What is being asked: Gather all lines from the material that contain the word "Address".

Records for the task:
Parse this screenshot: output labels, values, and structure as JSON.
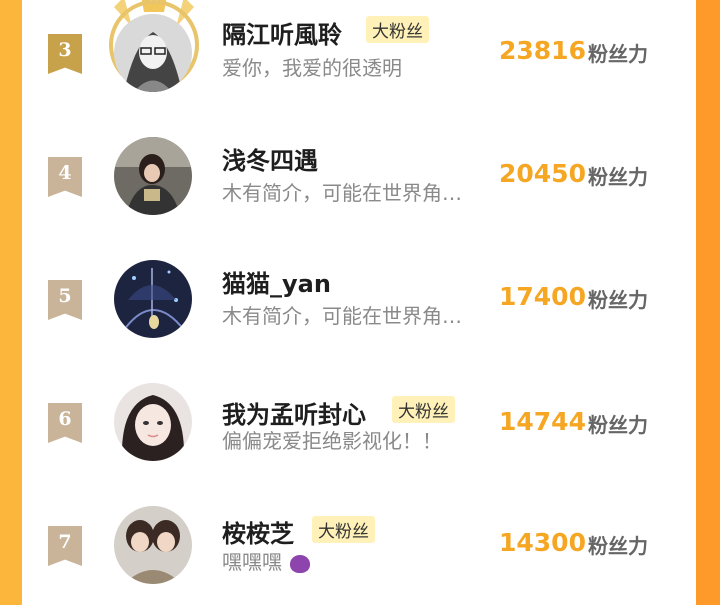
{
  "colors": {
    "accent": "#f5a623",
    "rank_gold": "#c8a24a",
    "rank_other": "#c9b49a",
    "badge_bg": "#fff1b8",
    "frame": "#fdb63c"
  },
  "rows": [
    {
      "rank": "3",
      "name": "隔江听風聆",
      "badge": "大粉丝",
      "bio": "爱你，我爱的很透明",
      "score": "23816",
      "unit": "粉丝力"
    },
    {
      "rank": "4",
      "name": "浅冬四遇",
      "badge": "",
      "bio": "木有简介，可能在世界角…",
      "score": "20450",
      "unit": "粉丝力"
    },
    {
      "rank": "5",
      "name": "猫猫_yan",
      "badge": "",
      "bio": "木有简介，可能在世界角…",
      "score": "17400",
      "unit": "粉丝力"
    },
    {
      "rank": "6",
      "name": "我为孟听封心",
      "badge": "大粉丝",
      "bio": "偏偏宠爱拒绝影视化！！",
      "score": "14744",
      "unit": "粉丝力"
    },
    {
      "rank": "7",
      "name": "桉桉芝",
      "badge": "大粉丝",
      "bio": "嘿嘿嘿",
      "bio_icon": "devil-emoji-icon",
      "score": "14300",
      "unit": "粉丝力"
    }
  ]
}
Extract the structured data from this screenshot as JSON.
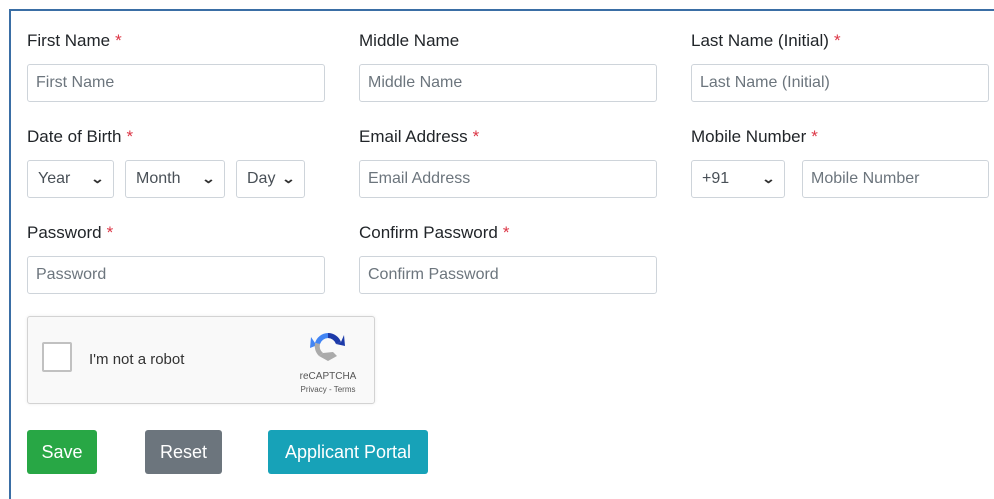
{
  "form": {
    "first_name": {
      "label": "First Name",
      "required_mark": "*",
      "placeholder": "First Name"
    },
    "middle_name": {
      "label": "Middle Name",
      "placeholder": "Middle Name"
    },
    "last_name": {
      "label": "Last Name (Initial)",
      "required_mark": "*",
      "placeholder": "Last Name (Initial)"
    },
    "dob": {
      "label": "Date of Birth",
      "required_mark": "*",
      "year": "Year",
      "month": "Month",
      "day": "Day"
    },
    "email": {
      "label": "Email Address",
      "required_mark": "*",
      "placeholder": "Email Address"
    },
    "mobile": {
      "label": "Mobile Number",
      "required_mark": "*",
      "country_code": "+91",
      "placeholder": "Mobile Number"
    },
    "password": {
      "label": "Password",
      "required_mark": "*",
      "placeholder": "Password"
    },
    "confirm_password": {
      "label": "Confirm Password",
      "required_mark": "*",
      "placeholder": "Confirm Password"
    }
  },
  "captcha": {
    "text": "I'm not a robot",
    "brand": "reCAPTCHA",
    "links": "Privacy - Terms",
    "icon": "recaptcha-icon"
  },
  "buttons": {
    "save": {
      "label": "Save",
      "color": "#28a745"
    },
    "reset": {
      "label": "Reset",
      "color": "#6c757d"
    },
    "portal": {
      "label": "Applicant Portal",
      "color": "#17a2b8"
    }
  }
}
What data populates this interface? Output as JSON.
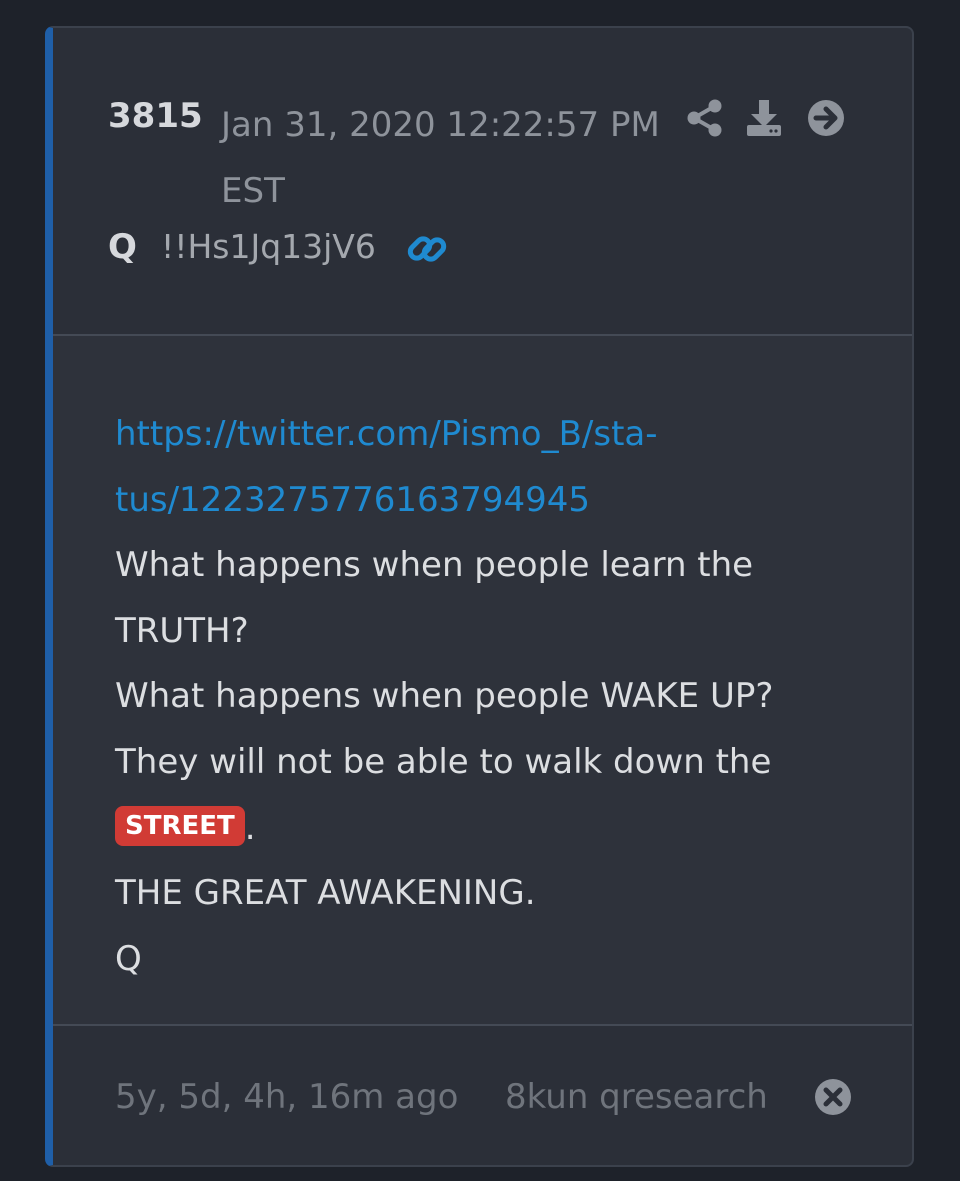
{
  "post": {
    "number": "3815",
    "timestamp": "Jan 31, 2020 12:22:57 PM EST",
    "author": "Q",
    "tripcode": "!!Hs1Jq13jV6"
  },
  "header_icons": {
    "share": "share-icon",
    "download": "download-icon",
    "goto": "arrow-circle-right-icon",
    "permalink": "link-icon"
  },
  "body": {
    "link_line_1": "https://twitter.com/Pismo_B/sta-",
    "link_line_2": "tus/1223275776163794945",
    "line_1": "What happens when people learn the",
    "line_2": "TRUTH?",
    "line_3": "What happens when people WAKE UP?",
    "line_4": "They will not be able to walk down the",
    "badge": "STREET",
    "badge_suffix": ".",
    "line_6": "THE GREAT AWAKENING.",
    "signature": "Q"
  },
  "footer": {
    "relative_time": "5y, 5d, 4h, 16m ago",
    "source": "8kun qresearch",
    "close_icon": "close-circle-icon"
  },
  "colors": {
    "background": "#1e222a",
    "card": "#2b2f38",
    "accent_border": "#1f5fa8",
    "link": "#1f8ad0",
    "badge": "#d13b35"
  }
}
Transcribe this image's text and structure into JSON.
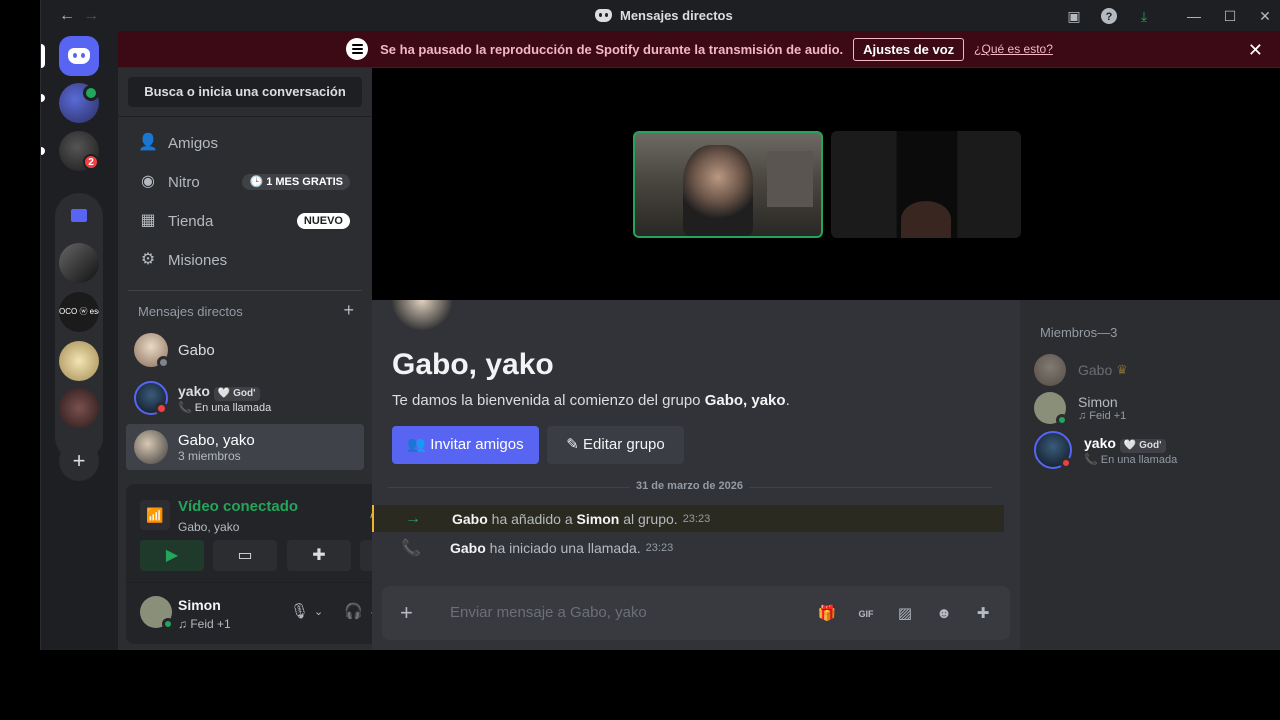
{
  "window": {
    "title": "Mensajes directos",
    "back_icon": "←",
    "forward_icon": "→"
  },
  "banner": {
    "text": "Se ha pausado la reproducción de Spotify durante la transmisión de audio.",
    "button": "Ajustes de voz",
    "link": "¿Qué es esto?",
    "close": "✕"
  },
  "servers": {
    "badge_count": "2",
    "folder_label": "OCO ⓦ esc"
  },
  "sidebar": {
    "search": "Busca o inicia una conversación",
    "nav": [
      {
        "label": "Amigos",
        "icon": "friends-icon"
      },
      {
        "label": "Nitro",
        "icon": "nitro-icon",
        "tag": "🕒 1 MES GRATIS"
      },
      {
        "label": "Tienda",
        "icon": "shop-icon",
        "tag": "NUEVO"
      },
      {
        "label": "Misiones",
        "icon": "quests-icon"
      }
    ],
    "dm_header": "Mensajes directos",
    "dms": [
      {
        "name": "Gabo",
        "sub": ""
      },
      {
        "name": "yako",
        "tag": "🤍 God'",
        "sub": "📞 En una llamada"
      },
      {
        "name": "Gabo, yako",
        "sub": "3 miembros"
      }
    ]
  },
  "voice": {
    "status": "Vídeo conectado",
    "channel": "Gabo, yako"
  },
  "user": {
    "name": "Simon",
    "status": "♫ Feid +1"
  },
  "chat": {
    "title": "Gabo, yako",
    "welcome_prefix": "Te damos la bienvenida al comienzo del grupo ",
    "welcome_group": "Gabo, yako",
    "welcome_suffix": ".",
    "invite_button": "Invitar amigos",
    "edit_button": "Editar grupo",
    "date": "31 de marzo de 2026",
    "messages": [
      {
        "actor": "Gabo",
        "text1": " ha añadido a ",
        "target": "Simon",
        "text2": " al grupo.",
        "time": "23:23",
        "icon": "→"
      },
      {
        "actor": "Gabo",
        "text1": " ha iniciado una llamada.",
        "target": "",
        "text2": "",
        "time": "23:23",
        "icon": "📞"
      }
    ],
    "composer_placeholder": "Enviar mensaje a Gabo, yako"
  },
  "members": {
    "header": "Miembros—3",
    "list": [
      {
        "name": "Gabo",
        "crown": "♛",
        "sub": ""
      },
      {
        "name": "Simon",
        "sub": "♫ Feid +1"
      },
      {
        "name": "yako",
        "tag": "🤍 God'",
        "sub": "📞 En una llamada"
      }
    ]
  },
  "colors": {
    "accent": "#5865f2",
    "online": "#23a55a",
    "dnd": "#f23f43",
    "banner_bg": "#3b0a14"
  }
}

Problem solution:
      "label": "Email Address",
      "placeholder": "Email Address"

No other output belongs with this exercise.